***** Exercise data

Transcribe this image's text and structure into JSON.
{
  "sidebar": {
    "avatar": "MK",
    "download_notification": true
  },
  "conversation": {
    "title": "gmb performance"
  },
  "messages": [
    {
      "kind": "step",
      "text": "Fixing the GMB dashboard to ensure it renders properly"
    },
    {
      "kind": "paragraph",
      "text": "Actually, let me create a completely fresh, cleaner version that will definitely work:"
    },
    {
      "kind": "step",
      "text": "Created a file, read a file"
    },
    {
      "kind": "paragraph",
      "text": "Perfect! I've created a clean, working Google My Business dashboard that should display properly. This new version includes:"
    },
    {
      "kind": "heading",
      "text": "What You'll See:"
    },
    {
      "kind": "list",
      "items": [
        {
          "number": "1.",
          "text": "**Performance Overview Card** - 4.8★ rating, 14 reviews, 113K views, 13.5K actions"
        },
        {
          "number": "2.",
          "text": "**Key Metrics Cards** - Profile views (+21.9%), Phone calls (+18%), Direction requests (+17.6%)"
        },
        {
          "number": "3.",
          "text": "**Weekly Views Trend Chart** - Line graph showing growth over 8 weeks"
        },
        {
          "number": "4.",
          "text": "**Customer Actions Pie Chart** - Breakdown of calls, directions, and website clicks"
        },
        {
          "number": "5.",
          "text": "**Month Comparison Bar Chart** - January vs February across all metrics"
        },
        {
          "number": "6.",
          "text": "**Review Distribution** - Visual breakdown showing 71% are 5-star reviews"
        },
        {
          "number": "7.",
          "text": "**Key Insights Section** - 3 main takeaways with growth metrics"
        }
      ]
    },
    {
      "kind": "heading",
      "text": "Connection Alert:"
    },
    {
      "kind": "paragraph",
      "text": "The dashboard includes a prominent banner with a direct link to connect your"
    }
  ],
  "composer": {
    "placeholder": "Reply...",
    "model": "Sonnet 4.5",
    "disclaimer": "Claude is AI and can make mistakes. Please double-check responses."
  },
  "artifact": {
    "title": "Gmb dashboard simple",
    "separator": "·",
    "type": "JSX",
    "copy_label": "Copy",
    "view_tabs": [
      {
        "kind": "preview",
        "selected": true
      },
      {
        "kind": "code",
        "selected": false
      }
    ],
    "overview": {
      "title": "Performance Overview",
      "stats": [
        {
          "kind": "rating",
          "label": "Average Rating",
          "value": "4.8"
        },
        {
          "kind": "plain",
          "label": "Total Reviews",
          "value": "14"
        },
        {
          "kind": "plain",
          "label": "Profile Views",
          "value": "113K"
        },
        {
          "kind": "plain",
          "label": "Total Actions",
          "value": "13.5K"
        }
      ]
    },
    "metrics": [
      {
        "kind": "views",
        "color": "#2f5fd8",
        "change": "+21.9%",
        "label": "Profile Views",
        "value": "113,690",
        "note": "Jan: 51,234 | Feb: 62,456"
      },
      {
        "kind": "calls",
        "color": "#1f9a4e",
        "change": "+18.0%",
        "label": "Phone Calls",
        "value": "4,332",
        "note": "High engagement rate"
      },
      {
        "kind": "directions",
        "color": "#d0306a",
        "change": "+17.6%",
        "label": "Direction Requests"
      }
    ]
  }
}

**********

### What the task requires
Find the word "properly" in the entries above and gather every line that holds it.

### Task response
      "text": "Fixing the GMB dashboard to ensure it renders properly"
      "text": "Perfect! I've created a clean, working Google My Business dashboard that should display properly. This new version includes:"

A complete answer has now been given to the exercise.